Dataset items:
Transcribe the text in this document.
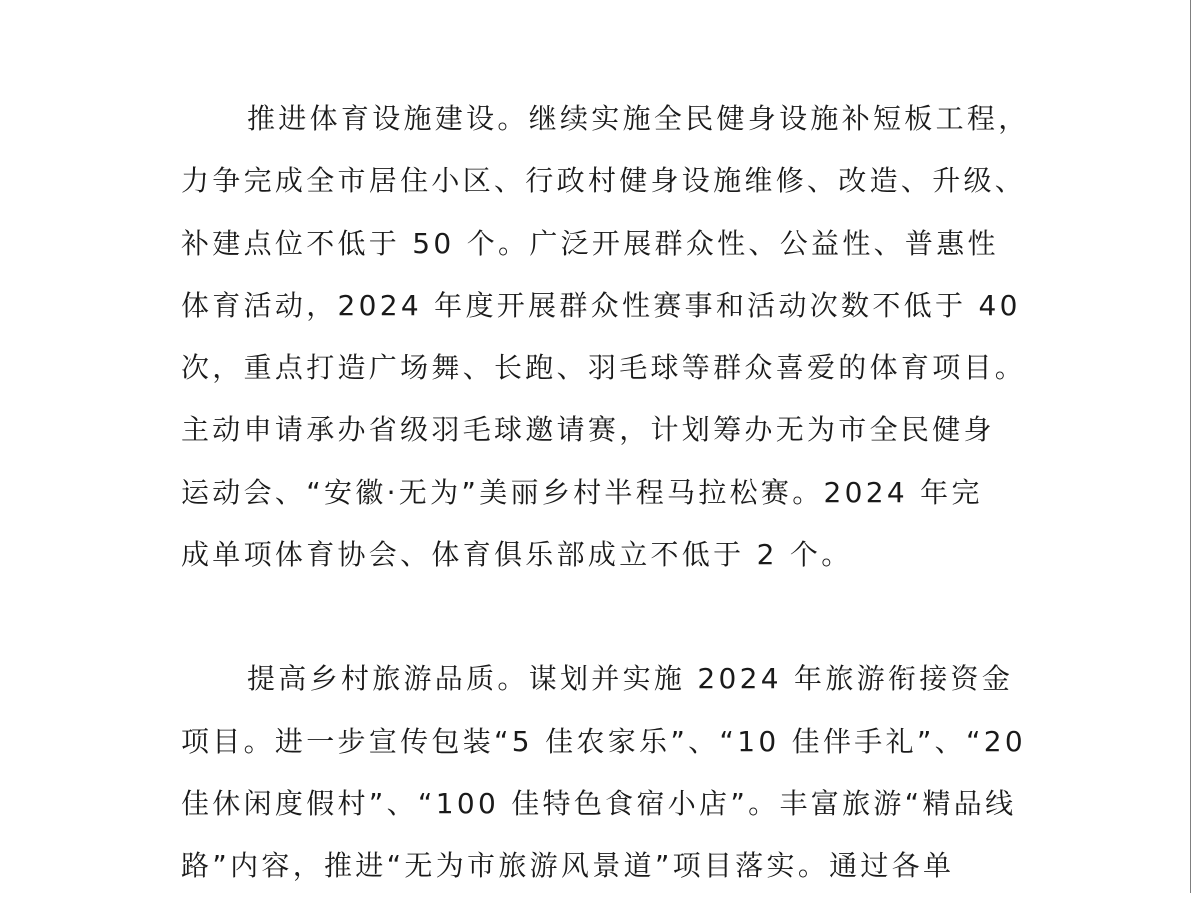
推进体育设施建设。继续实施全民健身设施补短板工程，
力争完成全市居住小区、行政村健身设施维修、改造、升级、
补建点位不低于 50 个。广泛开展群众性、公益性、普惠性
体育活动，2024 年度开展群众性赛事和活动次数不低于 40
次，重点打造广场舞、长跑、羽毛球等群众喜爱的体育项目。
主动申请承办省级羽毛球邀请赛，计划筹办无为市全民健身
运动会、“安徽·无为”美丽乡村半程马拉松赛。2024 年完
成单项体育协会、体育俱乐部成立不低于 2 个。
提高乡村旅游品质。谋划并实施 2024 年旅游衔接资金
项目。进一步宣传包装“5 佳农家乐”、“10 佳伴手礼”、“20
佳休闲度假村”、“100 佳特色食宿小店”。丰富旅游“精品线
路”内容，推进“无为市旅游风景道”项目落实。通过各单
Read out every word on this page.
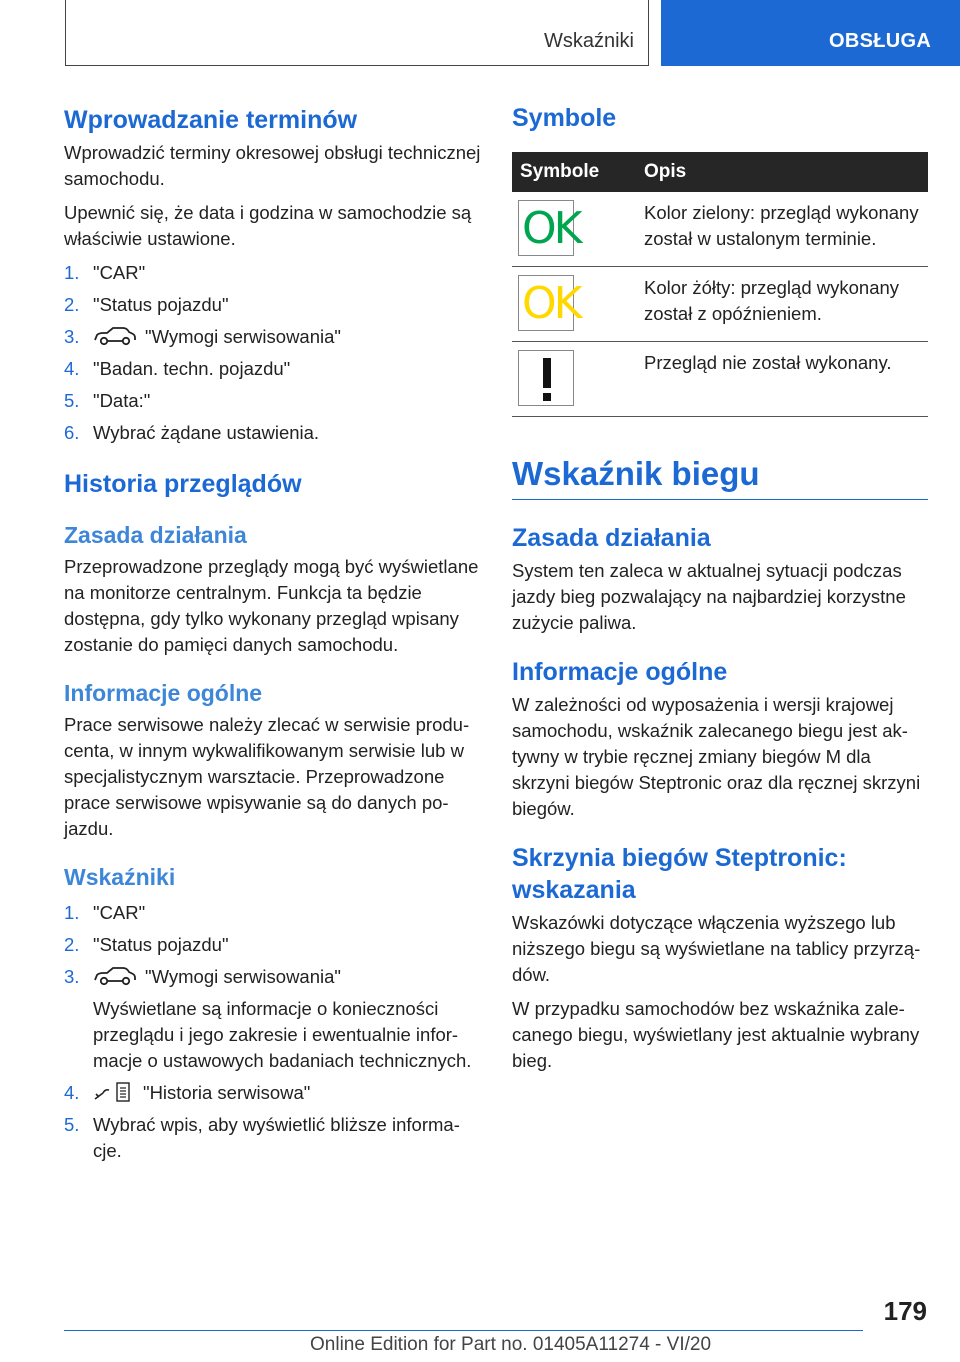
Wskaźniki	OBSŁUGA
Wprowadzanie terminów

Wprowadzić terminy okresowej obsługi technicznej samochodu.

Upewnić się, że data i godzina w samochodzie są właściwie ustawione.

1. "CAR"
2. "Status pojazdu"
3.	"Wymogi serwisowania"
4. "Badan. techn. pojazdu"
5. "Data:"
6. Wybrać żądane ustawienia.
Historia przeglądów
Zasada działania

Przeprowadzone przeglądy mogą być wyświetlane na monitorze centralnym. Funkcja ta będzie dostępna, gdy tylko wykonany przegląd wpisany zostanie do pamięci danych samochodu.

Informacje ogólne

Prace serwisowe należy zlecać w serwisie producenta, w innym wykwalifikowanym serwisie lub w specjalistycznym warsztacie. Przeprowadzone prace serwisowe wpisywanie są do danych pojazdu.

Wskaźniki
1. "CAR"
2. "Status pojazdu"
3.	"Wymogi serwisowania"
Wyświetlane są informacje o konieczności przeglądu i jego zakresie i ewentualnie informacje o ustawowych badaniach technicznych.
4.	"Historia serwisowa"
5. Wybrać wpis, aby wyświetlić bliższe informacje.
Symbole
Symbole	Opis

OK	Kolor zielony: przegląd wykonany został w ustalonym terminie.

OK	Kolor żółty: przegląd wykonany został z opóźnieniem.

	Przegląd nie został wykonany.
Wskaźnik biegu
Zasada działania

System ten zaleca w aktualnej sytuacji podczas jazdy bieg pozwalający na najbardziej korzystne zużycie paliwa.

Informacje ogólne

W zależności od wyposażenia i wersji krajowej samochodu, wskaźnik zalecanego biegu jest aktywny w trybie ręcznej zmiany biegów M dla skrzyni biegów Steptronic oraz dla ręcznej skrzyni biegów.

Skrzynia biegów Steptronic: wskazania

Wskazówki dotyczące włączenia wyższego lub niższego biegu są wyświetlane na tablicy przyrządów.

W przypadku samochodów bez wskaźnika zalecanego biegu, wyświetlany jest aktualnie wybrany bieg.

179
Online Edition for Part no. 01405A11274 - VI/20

* [PROBLEM TO WORK ON]
Repeat the preceding records precisely, and leave every picture out of the copy.

* [RESULT]
Transcribe the text in this document.
推进体育设施建设。继续实施全民健身设施补短板工程，
力争完成全市居住小区、行政村健身设施维修、改造、升级、
补建点位不低于 50 个。广泛开展群众性、公益性、普惠性
体育活动，2024 年度开展群众性赛事和活动次数不低于 40
次，重点打造广场舞、长跑、羽毛球等群众喜爱的体育项目。
主动申请承办省级羽毛球邀请赛，计划筹办无为市全民健身
运动会、“安徽·无为”美丽乡村半程马拉松赛。2024 年完
成单项体育协会、体育俱乐部成立不低于 2 个。
提高乡村旅游品质。谋划并实施 2024 年旅游衔接资金
项目。进一步宣传包装“5 佳农家乐”、“10 佳伴手礼”、“20
佳休闲度假村”、“100 佳特色食宿小店”。丰富旅游“精品线
路”内容，推进“无为市旅游风景道”项目落实。通过各单
Read out every word on this page.
Wskaźniki	OBSŁUGA
Wprowadzanie terminów

Wprowadzić terminy okresowej obsługi technicznej samochodu.

Upewnić się, że data i godzina w samochodzie są właściwie ustawione.

1. "CAR"
2. "Status pojazdu"
3.	"Wymogi serwisowania"
4. "Badan. techn. pojazdu"
5. "Data:"
6. Wybrać żądane ustawienia.
Historia przeglądów
Zasada działania

Przeprowadzone przeglądy mogą być wyświetlane na monitorze centralnym. Funkcja ta będzie dostępna, gdy tylko wykonany przegląd wpisany zostanie do pamięci danych samochodu.

Informacje ogólne

Prace serwisowe należy zlecać w serwisie producenta, w innym wykwalifikowanym serwisie lub w specjalistycznym warsztacie. Przeprowadzone prace serwisowe wpisywanie są do danych pojazdu.

Wskaźniki
1. "CAR"
2. "Status pojazdu"
3.	"Wymogi serwisowania"
Wyświetlane są informacje o konieczności przeglądu i jego zakresie i ewentualnie informacje o ustawowych badaniach technicznych.
4.	"Historia serwisowa"
5. Wybrać wpis, aby wyświetlić bliższe informacje.
Symbole
Symbole	Opis

OK	Kolor zielony: przegląd wykonany został w ustalonym terminie.

OK	Kolor żółty: przegląd wykonany został z opóźnieniem.

	Przegląd nie został wykonany.
Wskaźnik biegu
Zasada działania

System ten zaleca w aktualnej sytuacji podczas jazdy bieg pozwalający na najbardziej korzystne zużycie paliwa.

Informacje ogólne

W zależności od wyposażenia i wersji krajowej samochodu, wskaźnik zalecanego biegu jest aktywny w trybie ręcznej zmiany biegów M dla skrzyni biegów Steptronic oraz dla ręcznej skrzyni biegów.

Skrzynia biegów Steptronic: wskazania

Wskazówki dotyczące włączenia wyższego lub niższego biegu są wyświetlane na tablicy przyrządów.

W przypadku samochodów bez wskaźnika zalecanego biegu, wyświetlany jest aktualnie wybrany bieg.

179
Online Edition for Part no. 01405A11274 - VI/20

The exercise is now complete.